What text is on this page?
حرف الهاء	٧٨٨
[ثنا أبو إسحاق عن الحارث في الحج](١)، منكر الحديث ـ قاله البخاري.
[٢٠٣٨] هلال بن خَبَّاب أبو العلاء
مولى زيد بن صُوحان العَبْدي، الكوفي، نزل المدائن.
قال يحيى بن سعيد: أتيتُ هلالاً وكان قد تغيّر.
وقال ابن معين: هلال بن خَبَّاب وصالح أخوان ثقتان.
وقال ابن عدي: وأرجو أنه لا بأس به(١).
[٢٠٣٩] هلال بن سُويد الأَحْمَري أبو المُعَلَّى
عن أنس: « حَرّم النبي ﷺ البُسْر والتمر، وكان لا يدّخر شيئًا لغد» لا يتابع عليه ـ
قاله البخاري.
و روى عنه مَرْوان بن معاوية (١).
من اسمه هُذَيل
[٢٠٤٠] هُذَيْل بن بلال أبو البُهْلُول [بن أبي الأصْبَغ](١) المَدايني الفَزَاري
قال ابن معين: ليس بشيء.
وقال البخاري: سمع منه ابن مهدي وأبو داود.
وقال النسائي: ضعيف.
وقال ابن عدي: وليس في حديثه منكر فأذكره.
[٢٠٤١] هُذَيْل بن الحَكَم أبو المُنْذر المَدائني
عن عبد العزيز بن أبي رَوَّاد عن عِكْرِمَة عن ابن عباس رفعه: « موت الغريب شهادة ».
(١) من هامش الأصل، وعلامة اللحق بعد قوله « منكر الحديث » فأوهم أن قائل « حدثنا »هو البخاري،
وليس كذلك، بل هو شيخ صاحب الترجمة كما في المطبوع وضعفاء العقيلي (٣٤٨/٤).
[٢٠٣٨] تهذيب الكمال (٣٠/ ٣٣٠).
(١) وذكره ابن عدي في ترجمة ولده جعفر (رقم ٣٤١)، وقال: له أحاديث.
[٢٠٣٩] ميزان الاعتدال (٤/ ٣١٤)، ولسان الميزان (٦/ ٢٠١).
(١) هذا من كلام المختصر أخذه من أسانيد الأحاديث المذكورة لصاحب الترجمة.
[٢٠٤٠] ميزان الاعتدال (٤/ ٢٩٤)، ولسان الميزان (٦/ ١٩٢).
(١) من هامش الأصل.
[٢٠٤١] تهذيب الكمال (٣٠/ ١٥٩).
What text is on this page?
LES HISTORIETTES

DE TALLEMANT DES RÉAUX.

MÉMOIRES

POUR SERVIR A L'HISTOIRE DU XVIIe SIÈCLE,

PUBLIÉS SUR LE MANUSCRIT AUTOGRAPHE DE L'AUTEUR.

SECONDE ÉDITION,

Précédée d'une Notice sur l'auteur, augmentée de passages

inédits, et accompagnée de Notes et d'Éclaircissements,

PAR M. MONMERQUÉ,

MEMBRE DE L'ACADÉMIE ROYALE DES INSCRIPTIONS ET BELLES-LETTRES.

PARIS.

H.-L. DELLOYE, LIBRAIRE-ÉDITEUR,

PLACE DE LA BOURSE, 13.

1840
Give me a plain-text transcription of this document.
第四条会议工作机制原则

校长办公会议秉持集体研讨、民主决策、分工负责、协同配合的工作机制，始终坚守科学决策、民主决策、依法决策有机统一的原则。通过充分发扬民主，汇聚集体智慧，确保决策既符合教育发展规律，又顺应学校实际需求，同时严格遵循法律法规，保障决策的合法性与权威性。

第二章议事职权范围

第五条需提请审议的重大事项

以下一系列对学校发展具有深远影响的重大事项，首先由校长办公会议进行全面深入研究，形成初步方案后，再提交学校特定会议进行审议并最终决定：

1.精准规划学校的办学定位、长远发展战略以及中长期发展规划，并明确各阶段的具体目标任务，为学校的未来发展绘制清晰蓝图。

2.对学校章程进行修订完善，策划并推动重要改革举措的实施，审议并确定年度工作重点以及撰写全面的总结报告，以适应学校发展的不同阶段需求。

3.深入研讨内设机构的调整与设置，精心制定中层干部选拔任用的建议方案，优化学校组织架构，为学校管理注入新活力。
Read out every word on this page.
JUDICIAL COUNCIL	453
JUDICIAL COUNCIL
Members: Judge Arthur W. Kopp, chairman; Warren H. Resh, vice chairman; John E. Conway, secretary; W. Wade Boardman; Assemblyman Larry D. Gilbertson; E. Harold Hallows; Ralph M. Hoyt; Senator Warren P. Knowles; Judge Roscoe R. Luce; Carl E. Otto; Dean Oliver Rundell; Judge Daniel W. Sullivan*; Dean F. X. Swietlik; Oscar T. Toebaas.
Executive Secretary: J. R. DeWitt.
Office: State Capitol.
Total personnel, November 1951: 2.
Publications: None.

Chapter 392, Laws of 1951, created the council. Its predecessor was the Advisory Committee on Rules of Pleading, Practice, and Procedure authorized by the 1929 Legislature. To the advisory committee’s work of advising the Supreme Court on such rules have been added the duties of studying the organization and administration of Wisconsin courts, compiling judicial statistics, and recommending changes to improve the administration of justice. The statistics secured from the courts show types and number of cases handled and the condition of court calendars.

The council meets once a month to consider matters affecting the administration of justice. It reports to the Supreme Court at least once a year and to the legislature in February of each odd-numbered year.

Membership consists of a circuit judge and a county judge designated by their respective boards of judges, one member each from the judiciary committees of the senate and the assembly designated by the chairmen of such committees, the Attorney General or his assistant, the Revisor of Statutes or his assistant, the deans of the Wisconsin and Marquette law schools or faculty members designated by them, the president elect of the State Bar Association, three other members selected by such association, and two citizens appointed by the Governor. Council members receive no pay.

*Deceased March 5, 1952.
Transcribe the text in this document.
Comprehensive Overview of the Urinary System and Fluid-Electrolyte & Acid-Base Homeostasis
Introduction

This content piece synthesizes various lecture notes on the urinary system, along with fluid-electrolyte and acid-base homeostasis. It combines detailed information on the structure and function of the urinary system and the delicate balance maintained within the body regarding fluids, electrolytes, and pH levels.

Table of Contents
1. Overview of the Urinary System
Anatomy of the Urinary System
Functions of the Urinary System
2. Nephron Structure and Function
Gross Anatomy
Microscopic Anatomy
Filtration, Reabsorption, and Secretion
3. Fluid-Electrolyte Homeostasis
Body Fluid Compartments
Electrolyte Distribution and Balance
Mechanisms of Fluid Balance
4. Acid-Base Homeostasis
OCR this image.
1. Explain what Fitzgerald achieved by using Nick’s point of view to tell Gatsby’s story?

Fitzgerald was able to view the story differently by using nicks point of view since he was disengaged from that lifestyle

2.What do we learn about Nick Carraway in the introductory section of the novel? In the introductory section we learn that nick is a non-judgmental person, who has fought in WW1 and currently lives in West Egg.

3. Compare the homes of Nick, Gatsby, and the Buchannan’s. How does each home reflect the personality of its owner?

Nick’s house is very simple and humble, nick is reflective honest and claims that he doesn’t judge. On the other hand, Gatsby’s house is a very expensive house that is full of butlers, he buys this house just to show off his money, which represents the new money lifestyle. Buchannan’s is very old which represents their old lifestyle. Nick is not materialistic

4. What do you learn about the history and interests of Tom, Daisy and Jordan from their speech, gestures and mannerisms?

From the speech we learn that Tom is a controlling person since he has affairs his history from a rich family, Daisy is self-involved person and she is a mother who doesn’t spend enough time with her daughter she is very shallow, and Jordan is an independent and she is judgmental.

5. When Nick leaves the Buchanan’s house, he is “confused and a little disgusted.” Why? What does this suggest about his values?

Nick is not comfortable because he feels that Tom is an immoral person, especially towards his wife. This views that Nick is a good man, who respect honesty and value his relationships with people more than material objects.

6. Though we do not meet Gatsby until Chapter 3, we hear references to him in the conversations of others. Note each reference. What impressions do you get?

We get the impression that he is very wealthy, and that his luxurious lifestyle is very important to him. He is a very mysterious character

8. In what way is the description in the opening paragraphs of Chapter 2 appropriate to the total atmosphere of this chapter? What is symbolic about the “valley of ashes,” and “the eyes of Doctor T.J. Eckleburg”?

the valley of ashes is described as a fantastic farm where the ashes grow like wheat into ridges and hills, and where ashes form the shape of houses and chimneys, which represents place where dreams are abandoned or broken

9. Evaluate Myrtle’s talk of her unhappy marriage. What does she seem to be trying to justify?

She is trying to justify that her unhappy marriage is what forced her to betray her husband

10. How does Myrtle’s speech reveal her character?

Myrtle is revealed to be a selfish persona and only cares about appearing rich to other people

### Problem
Go through the listing above and pull out each line containing the word "unhappy".

### Response to this exercise
9. Evaluate Myrtle’s talk of her unhappy marriage. What does she seem to be trying to justify?
She is trying to justify that her unhappy marriage is what forced her to betray her husband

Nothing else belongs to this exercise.